_Do this_
Show every line below where "不谋而合" can be found.

_Data excerpts_
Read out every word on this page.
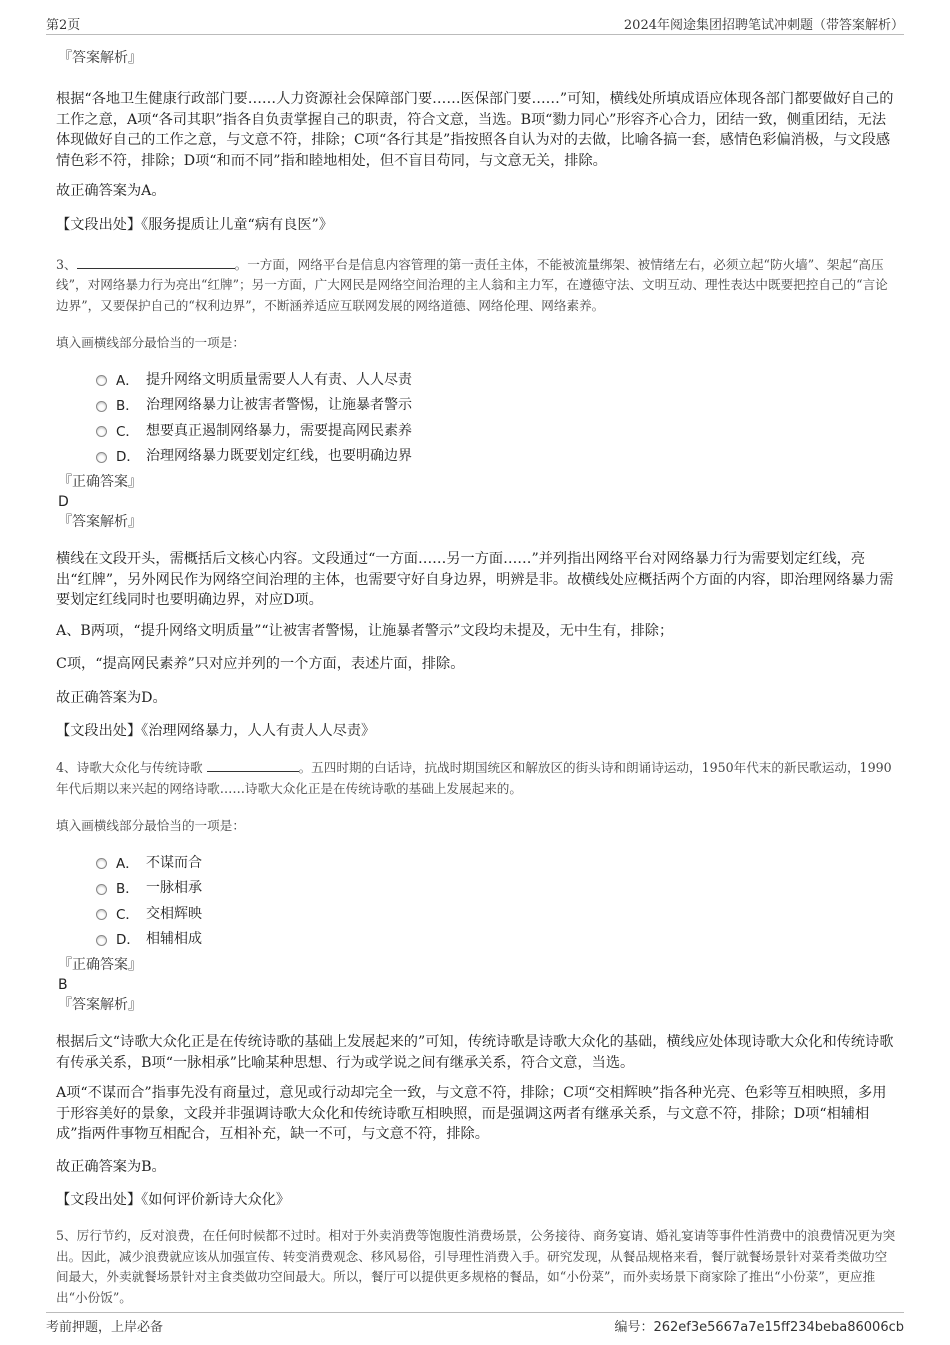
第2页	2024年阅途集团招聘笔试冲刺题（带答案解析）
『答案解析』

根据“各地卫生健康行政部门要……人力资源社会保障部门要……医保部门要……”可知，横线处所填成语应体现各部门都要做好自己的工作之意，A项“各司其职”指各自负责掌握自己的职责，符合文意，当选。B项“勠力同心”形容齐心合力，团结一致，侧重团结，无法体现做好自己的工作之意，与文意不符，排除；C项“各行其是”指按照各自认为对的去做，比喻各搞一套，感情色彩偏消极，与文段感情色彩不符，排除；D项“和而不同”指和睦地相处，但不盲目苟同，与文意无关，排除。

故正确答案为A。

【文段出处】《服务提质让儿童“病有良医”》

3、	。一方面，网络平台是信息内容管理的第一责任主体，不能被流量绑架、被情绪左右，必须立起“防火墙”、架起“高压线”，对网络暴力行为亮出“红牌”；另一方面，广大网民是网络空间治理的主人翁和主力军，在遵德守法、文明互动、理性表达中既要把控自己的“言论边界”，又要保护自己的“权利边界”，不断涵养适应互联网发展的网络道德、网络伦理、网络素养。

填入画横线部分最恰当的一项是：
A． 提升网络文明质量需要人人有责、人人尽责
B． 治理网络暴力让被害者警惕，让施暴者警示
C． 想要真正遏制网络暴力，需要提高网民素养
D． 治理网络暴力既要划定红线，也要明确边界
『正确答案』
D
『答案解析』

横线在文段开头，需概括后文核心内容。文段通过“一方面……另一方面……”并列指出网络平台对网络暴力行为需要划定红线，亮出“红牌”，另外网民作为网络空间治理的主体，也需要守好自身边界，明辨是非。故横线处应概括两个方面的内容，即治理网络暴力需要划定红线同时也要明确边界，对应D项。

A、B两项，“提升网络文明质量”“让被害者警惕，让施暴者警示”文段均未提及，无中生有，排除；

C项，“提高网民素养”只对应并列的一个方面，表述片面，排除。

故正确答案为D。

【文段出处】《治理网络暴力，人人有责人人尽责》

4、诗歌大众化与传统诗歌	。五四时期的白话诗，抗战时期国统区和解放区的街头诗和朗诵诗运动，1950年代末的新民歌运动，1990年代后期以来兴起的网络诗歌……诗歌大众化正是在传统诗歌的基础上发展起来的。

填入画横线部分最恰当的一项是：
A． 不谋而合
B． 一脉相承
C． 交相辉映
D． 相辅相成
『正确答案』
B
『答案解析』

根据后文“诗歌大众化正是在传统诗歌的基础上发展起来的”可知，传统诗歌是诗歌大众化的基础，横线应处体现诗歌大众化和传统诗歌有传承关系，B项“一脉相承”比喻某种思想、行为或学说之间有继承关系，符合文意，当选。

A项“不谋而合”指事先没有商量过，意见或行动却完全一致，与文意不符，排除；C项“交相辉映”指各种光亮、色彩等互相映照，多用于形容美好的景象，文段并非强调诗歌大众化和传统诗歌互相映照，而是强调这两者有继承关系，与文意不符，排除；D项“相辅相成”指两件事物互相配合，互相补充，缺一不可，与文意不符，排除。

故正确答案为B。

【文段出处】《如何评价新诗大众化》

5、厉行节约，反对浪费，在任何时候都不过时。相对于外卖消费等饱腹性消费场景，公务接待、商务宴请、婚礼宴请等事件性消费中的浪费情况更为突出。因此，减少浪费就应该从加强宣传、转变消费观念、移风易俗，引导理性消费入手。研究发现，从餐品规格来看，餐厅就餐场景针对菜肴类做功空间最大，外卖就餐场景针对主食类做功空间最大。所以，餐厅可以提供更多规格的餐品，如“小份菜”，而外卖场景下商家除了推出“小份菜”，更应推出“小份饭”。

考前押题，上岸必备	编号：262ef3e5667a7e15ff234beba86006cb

_Expected answer_
A． 不谋而合
A项“不谋而合”指事先没有商量过，意见或行动却完全一致，与文意不符，排除；C项“交相辉映”指各种光亮、色彩等互相映照，多用于形容美好的景象，文段并非强调诗歌大众化和传统诗歌互相映照，而是强调这两者有继承关系，与文意不符，排除；D项“相辅相成”指两件事物互相配合，互相补充，缺一不可，与文意不符，排除。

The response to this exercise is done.